(Chart and figure data)
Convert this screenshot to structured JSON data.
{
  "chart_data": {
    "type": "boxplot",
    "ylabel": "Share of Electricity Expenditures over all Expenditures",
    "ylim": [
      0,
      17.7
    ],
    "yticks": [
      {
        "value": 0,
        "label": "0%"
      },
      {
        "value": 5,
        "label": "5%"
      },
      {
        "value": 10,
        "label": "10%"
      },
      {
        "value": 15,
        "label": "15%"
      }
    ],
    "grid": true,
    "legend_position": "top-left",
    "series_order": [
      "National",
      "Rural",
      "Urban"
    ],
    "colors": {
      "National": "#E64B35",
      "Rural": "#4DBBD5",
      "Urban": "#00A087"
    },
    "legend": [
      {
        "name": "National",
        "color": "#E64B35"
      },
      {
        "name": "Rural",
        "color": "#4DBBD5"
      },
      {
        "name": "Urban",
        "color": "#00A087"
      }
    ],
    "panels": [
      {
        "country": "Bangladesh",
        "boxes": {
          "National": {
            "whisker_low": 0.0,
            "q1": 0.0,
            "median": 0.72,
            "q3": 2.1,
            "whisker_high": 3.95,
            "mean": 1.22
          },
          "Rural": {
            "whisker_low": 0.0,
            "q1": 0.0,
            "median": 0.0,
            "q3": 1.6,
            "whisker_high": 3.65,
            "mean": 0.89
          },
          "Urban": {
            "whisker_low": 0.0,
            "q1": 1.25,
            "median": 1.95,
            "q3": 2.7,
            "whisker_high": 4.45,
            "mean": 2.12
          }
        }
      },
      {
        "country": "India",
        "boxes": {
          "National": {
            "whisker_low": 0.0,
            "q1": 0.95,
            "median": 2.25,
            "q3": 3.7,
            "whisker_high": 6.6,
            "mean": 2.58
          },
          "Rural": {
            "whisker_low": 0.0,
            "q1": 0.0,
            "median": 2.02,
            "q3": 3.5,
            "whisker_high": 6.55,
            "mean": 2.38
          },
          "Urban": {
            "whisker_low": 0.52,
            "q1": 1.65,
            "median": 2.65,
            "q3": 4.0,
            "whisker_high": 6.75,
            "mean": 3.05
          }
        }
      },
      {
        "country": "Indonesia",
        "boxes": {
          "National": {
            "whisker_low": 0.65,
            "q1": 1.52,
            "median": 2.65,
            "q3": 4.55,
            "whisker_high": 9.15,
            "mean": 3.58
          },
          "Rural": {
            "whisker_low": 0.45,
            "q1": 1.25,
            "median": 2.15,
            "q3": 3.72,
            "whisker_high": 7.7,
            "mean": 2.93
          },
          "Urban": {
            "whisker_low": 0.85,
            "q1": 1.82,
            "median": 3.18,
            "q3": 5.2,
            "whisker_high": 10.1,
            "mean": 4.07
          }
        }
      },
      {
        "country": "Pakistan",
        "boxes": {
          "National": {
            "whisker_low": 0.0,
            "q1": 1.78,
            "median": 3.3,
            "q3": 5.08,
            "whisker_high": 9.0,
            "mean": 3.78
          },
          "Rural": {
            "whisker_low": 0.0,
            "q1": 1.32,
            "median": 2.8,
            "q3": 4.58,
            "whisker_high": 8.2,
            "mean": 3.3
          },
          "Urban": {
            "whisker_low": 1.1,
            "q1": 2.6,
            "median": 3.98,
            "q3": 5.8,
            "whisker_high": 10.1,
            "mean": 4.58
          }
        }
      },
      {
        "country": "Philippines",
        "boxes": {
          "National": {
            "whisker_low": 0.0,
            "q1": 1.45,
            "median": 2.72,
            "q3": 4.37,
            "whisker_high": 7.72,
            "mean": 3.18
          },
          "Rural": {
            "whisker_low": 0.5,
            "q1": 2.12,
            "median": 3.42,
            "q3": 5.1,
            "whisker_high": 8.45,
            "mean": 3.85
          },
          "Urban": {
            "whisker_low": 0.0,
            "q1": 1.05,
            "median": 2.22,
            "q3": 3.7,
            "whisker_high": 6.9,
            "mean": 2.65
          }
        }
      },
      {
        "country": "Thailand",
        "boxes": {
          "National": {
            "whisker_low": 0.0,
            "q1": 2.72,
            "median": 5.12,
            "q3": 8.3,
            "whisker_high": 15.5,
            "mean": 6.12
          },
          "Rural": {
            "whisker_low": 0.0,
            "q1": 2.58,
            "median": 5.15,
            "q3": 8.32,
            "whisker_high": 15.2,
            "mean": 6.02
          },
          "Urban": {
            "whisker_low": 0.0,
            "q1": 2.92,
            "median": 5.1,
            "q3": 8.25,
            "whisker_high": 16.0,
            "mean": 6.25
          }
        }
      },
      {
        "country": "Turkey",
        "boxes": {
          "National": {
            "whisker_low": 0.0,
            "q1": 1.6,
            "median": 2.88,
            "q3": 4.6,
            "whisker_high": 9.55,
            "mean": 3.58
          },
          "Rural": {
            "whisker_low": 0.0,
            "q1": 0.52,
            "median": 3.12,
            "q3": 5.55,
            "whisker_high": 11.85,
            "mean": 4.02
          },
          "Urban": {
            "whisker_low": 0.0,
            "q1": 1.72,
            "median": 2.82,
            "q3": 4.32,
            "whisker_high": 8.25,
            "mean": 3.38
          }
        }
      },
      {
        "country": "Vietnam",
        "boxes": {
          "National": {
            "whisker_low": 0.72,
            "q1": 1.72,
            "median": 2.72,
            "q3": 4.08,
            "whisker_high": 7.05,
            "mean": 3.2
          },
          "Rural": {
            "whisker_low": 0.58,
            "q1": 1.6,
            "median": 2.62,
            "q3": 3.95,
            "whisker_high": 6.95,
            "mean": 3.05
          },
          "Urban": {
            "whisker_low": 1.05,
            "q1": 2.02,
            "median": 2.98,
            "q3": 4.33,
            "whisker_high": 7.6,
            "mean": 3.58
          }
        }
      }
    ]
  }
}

**Directions for this task**
Write out all the entries exactly.

**Written response**
Convert this screenshot to structured JSON data.
{
  "chart_data": {
    "type": "boxplot",
    "ylabel": "Share of Electricity Expenditures over all Expenditures",
    "ylim": [
      0,
      17.7
    ],
    "yticks": [
      {
        "value": 0,
        "label": "0%"
      },
      {
        "value": 5,
        "label": "5%"
      },
      {
        "value": 10,
        "label": "10%"
      },
      {
        "value": 15,
        "label": "15%"
      }
    ],
    "grid": true,
    "legend_position": "top-left",
    "series_order": [
      "National",
      "Rural",
      "Urban"
    ],
    "colors": {
      "National": "#E64B35",
      "Rural": "#4DBBD5",
      "Urban": "#00A087"
    },
    "legend": [
      {
        "name": "National",
        "color": "#E64B35"
      },
      {
        "name": "Rural",
        "color": "#4DBBD5"
      },
      {
        "name": "Urban",
        "color": "#00A087"
      }
    ],
    "panels": [
      {
        "country": "Bangladesh",
        "boxes": {
          "National": {
            "whisker_low": 0.0,
            "q1": 0.0,
            "median": 0.72,
            "q3": 2.1,
            "whisker_high": 3.95,
            "mean": 1.22
          },
          "Rural": {
            "whisker_low": 0.0,
            "q1": 0.0,
            "median": 0.0,
            "q3": 1.6,
            "whisker_high": 3.65,
            "mean": 0.89
          },
          "Urban": {
            "whisker_low": 0.0,
            "q1": 1.25,
            "median": 1.95,
            "q3": 2.7,
            "whisker_high": 4.45,
            "mean": 2.12
          }
        }
      },
      {
        "country": "India",
        "boxes": {
          "National": {
            "whisker_low": 0.0,
            "q1": 0.95,
            "median": 2.25,
            "q3": 3.7,
            "whisker_high": 6.6,
            "mean": 2.58
          },
          "Rural": {
            "whisker_low": 0.0,
            "q1": 0.0,
            "median": 2.02,
            "q3": 3.5,
            "whisker_high": 6.55,
            "mean": 2.38
          },
          "Urban": {
            "whisker_low": 0.52,
            "q1": 1.65,
            "median": 2.65,
            "q3": 4.0,
            "whisker_high": 6.75,
            "mean": 3.05
          }
        }
      },
      {
        "country": "Indonesia",
        "boxes": {
          "National": {
            "whisker_low": 0.65,
            "q1": 1.52,
            "median": 2.65,
            "q3": 4.55,
            "whisker_high": 9.15,
            "mean": 3.58
          },
          "Rural": {
            "whisker_low": 0.45,
            "q1": 1.25,
            "median": 2.15,
            "q3": 3.72,
            "whisker_high": 7.7,
            "mean": 2.93
          },
          "Urban": {
            "whisker_low": 0.85,
            "q1": 1.82,
            "median": 3.18,
            "q3": 5.2,
            "whisker_high": 10.1,
            "mean": 4.07
          }
        }
      },
      {
        "country": "Pakistan",
        "boxes": {
          "National": {
            "whisker_low": 0.0,
            "q1": 1.78,
            "median": 3.3,
            "q3": 5.08,
            "whisker_high": 9.0,
            "mean": 3.78
          },
          "Rural": {
            "whisker_low": 0.0,
            "q1": 1.32,
            "median": 2.8,
            "q3": 4.58,
            "whisker_high": 8.2,
            "mean": 3.3
          },
          "Urban": {
            "whisker_low": 1.1,
            "q1": 2.6,
            "median": 3.98,
            "q3": 5.8,
            "whisker_high": 10.1,
            "mean": 4.58
          }
        }
      },
      {
        "country": "Philippines",
        "boxes": {
          "National": {
            "whisker_low": 0.0,
            "q1": 1.45,
            "median": 2.72,
            "q3": 4.37,
            "whisker_high": 7.72,
            "mean": 3.18
          },
          "Rural": {
            "whisker_low": 0.5,
            "q1": 2.12,
            "median": 3.42,
            "q3": 5.1,
            "whisker_high": 8.45,
            "mean": 3.85
          },
          "Urban": {
            "whisker_low": 0.0,
            "q1": 1.05,
            "median": 2.22,
            "q3": 3.7,
            "whisker_high": 6.9,
            "mean": 2.65
          }
        }
      },
      {
        "country": "Thailand",
        "boxes": {
          "National": {
            "whisker_low": 0.0,
            "q1": 2.72,
            "median": 5.12,
            "q3": 8.3,
            "whisker_high": 15.5,
            "mean": 6.12
          },
          "Rural": {
            "whisker_low": 0.0,
            "q1": 2.58,
            "median": 5.15,
            "q3": 8.32,
            "whisker_high": 15.2,
            "mean": 6.02
          },
          "Urban": {
            "whisker_low": 0.0,
            "q1": 2.92,
            "median": 5.1,
            "q3": 8.25,
            "whisker_high": 16.0,
            "mean": 6.25
          }
        }
      },
      {
        "country": "Turkey",
        "boxes": {
          "National": {
            "whisker_low": 0.0,
            "q1": 1.6,
            "median": 2.88,
            "q3": 4.6,
            "whisker_high": 9.55,
            "mean": 3.58
          },
          "Rural": {
            "whisker_low": 0.0,
            "q1": 0.52,
            "median": 3.12,
            "q3": 5.55,
            "whisker_high": 11.85,
            "mean": 4.02
          },
          "Urban": {
            "whisker_low": 0.0,
            "q1": 1.72,
            "median": 2.82,
            "q3": 4.32,
            "whisker_high": 8.25,
            "mean": 3.38
          }
        }
      },
      {
        "country": "Vietnam",
        "boxes": {
          "National": {
            "whisker_low": 0.72,
            "q1": 1.72,
            "median": 2.72,
            "q3": 4.08,
            "whisker_high": 7.05,
            "mean": 3.2
          },
          "Rural": {
            "whisker_low": 0.58,
            "q1": 1.6,
            "median": 2.62,
            "q3": 3.95,
            "whisker_high": 6.95,
            "mean": 3.05
          },
          "Urban": {
            "whisker_low": 1.05,
            "q1": 2.02,
            "median": 2.98,
            "q3": 4.33,
            "whisker_high": 7.6,
            "mean": 3.58
          }
        }
      }
    ]
  }
}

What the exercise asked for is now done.